+++ DATA TO PROCESS

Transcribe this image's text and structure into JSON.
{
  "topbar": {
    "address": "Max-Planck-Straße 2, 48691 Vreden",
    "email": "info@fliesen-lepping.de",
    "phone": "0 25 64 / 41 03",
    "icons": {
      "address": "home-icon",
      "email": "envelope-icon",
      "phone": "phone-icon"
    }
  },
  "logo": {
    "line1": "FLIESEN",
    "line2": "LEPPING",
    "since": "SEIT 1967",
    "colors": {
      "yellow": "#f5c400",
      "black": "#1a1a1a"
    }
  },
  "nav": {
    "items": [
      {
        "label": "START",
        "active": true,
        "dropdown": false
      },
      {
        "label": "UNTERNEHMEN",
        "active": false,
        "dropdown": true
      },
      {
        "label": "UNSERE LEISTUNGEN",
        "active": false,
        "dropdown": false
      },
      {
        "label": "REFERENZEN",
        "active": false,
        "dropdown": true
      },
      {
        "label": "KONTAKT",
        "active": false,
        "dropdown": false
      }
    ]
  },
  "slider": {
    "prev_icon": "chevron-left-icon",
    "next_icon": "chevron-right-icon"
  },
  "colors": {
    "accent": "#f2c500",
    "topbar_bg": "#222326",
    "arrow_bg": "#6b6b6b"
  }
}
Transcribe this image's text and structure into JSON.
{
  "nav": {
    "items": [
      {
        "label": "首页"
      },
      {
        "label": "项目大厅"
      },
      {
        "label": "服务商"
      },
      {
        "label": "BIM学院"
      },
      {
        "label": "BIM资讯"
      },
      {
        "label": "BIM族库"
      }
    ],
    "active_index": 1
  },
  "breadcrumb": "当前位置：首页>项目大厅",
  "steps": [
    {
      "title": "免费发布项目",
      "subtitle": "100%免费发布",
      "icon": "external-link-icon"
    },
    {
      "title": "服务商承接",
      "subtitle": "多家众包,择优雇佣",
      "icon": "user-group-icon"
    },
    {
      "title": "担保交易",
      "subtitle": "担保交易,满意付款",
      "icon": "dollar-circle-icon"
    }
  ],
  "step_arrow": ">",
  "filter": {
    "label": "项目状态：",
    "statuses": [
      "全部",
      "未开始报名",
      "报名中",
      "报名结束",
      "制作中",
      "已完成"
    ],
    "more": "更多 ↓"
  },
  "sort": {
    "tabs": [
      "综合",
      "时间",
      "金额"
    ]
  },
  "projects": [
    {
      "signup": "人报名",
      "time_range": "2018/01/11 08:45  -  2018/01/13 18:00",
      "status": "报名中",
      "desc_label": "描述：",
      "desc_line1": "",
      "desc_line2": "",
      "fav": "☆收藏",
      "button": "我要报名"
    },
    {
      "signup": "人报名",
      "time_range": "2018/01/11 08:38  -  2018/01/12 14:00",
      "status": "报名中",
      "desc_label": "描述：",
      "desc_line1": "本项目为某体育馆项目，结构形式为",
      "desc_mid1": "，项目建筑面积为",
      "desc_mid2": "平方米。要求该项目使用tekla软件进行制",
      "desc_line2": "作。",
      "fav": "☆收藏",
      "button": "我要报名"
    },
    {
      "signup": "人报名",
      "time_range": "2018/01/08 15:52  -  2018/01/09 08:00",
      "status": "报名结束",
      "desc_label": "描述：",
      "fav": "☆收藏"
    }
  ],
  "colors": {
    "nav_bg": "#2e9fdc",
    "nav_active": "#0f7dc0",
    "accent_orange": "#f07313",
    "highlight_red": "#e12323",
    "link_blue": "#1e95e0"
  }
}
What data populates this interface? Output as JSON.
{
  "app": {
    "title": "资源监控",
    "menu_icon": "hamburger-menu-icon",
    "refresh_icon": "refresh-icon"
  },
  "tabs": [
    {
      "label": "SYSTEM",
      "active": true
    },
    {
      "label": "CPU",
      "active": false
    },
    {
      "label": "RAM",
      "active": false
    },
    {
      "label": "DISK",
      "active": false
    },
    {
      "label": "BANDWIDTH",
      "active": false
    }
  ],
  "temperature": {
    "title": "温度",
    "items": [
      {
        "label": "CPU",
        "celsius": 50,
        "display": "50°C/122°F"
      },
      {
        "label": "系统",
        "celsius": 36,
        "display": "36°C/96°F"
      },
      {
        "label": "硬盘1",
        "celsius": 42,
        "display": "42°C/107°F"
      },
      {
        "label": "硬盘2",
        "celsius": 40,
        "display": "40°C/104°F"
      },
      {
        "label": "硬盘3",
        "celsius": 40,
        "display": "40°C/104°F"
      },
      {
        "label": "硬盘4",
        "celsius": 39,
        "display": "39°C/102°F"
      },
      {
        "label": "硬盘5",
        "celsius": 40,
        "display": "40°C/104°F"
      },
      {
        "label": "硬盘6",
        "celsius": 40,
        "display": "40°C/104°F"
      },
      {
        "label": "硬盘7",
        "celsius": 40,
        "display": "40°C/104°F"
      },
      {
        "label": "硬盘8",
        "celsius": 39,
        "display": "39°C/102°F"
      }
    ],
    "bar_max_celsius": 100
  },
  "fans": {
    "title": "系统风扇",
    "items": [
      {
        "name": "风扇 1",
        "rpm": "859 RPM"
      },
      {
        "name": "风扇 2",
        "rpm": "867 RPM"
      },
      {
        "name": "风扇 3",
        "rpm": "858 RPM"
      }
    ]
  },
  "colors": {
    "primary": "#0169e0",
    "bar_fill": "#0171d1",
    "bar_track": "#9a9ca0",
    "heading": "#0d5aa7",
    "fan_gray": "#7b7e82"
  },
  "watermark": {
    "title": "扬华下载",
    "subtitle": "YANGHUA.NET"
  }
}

++++++

* [EXERCISE] Copy every line in the listing above where the string "address" turns up.

* [FINISHED TASK]
    "address": "Max-Planck-Straße 2, 48691 Vreden",
      "address": "home-icon",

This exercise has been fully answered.